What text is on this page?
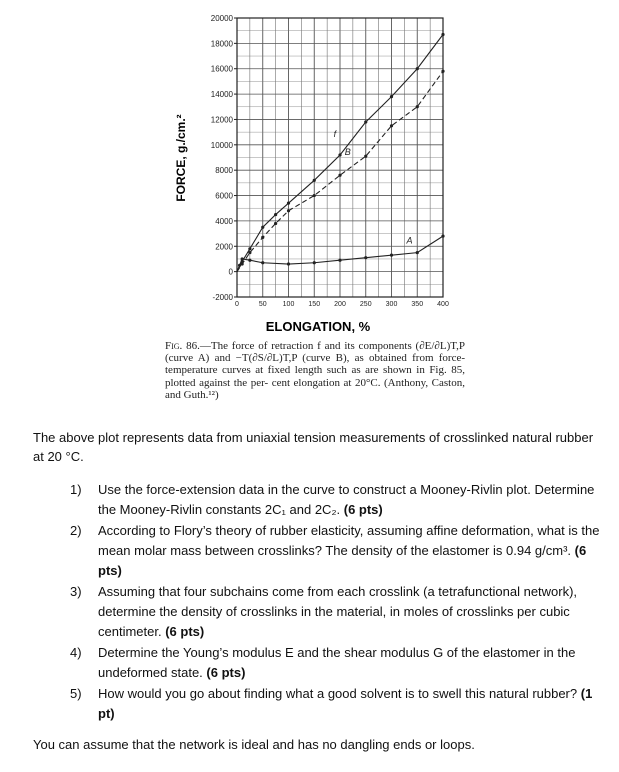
f
B
A
-2000
0
2000
4000
6000
8000
10000
12000
14000
16000
18000
20000
0	50 100 150 200 250 300 350 400
ELONGATION, %
FORCE, g./cm.²
Fig. 86.—The force of retraction f and its components (∂E/∂L)T,P (curve A) and −T(∂S/∂L)T,P (curve B), as obtained from force-temperature curves at fixed length such as are shown in Fig. 85, plotted against the per- cent elongation at 20°C. (Anthony, Caston, and Guth.¹²)
The above plot represents data from uniaxial tension measurements of crosslinked natural rubber at 20 °C.
1) Use the force-extension data in the curve to construct a Mooney-Rivlin plot. Determine the Mooney-Rivlin constants 2C₁ and 2C₂. (6 pts)
2) According to Flory’s theory of rubber elasticity, assuming affine deformation, what is the mean molar mass between crosslinks? The density of the elastomer is 0.94 g/cm³. (6 pts)
3) Assuming that four subchains come from each crosslink (a tetrafunctional network), determine the density of crosslinks in the material, in moles of crosslinks per cubic centimeter. (6 pts)
4) Determine the Young’s modulus E and the shear modulus G of the elastomer in the undeformed state. (6 pts)
5) How would you go about finding what a good solvent is to swell this natural rubber? (1 pt)
You can assume that the network is ideal and has no dangling ends or loops.
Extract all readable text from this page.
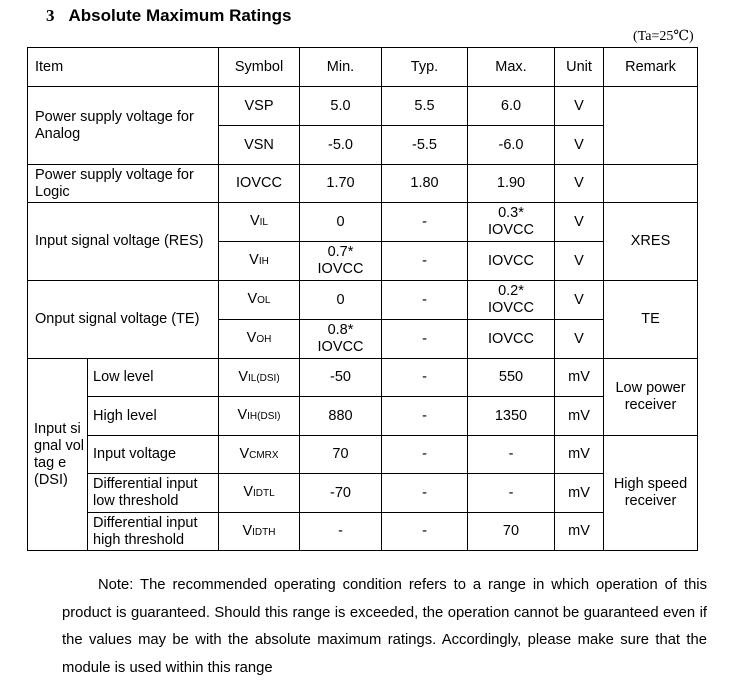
3 Absolute Maximum Ratings
(Ta=25℃)
Item		Symbol	Min.	Typ.	Max.	Unit	Remark
Power supply voltage for Analog		VSP	5.0	5.5	6.0	V	
		VSN	-5.0	-5.5	-6.0	V	
Power supply voltage for Logic		IOVCC	1.70	1.80	1.90	V	
Input signal voltage (RES)		VIL	0	-	0.3* IOVCC	V	XRES
		VIH	0.7* IOVCC	-	IOVCC	V	
Onput signal voltage (TE)		VOL	0	-	0.2* IOVCC	V	TE
		VOH	0.8* IOVCC	-	IOVCC	V	
Input signal voltag e (DSI)	Low level	VIL(DSI)	-50	-	550	mV	Low power receiver
	High level	VIH(DSI)	880	-	1350	mV	
	Input voltage	VCMRX	70	-	-	mV	High speed receiver
	Differential input low threshold	VIDTL	-70	-	-	mV	
	Differential input high threshold	VIDTH	-	-	70	mV	
Note: The recommended operating condition refers to a range in which operation of this product is guaranteed. Should this range is exceeded, the operation cannot be guaranteed even if the values may be with the absolute maximum ratings. Accordingly, please make sure that the module is used within this range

● Goal:
Will you set down the records word for word while leaving out every picture?

● Reply to the task:
What text is on this page?
f
B
A
-2000
0
2000
4000
6000
8000
10000
12000
14000
16000
18000
20000
0	50 100 150 200 250 300 350 400
ELONGATION, %
FORCE, g./cm.²
Fig. 86.—The force of retraction f and its components (∂E/∂L)T,P (curve A) and −T(∂S/∂L)T,P (curve B), as obtained from force-temperature curves at fixed length such as are shown in Fig. 85, plotted against the per- cent elongation at 20°C. (Anthony, Caston, and Guth.¹²)
The above plot represents data from uniaxial tension measurements of crosslinked natural rubber at 20 °C.
1) Use the force-extension data in the curve to construct a Mooney-Rivlin plot. Determine the Mooney-Rivlin constants 2C₁ and 2C₂. (6 pts)
2) According to Flory’s theory of rubber elasticity, assuming affine deformation, what is the mean molar mass between crosslinks? The density of the elastomer is 0.94 g/cm³. (6 pts)
3) Assuming that four subchains come from each crosslink (a tetrafunctional network), determine the density of crosslinks in the material, in moles of crosslinks per cubic centimeter. (6 pts)
4) Determine the Young’s modulus E and the shear modulus G of the elastomer in the undeformed state. (6 pts)
5) How would you go about finding what a good solvent is to swell this natural rubber? (1 pt)
You can assume that the network is ideal and has no dangling ends or loops.
Extract all readable text from this page.
3 Absolute Maximum Ratings
(Ta=25℃)
Item		Symbol	Min.	Typ.	Max.	Unit	Remark
Power supply voltage for Analog		VSP	5.0	5.5	6.0	V	
		VSN	-5.0	-5.5	-6.0	V	
Power supply voltage for Logic		IOVCC	1.70	1.80	1.90	V	
Input signal voltage (RES)		VIL	0	-	0.3* IOVCC	V	XRES
		VIH	0.7* IOVCC	-	IOVCC	V	
Onput signal voltage (TE)		VOL	0	-	0.2* IOVCC	V	TE
		VOH	0.8* IOVCC	-	IOVCC	V	
Input signal voltag e (DSI)	Low level	VIL(DSI)	-50	-	550	mV	Low power receiver
	High level	VIH(DSI)	880	-	1350	mV	
	Input voltage	VCMRX	70	-	-	mV	High speed receiver
	Differential input low threshold	VIDTL	-70	-	-	mV	
	Differential input high threshold	VIDTH	-	-	70	mV	
Note: The recommended operating condition refers to a range in which operation of this product is guaranteed. Should this range is exceeded, the operation cannot be guaranteed even if the values may be with the absolute maximum ratings. Accordingly, please make sure that the module is used within this range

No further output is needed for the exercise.